> [Your task]: Report how many lines hold the word "Homme"; answer with the number alone.
━━━ Dataset entries
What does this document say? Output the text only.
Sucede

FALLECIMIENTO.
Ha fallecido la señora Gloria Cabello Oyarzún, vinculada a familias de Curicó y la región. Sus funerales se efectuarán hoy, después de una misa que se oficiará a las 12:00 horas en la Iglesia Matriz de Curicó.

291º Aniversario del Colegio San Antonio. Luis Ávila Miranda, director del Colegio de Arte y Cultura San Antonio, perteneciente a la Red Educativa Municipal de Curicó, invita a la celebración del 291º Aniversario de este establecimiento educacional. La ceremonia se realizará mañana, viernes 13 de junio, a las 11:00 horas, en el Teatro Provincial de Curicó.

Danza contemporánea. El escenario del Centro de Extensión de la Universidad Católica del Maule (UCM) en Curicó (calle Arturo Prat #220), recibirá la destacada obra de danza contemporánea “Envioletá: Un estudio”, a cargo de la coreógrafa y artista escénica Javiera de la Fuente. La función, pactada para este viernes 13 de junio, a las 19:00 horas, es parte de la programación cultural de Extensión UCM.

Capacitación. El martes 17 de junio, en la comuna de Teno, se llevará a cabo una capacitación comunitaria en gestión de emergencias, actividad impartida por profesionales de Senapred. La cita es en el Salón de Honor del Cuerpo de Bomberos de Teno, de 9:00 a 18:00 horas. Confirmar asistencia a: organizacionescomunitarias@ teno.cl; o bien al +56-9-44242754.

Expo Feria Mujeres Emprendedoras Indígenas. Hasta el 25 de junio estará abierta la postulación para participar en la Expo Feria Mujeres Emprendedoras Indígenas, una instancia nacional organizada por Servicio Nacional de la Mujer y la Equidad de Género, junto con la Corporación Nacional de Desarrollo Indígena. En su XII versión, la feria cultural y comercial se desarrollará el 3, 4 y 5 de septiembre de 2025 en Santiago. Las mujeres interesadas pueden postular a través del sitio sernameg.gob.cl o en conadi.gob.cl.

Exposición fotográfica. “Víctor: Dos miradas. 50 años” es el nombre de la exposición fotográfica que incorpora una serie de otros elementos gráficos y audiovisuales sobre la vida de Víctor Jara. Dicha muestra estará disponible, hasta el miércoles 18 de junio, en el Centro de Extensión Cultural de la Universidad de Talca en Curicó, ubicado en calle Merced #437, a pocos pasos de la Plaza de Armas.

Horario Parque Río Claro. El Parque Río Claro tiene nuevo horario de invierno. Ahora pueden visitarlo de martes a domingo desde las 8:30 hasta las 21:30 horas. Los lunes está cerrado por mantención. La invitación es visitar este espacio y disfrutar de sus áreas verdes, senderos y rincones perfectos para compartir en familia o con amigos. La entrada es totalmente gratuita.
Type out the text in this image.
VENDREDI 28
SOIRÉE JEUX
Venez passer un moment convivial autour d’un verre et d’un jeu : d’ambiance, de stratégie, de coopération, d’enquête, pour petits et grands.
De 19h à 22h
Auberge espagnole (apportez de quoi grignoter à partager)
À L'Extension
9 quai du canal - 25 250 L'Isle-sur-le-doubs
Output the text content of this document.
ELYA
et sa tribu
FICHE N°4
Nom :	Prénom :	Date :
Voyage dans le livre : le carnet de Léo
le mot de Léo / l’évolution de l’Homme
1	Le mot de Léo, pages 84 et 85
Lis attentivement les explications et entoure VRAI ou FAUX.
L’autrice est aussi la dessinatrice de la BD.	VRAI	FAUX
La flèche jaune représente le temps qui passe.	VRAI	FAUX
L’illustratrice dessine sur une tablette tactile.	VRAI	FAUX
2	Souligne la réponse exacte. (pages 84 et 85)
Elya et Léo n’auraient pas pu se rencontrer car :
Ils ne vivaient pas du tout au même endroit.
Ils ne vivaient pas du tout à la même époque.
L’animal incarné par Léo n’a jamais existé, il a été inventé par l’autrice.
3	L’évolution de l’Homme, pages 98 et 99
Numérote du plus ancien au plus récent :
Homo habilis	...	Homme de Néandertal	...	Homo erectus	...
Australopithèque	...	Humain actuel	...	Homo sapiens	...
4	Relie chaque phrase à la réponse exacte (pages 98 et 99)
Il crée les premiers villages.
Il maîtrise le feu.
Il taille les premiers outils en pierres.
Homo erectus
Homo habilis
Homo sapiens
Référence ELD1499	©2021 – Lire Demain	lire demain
━━━━━━
> [Exercise result]: 3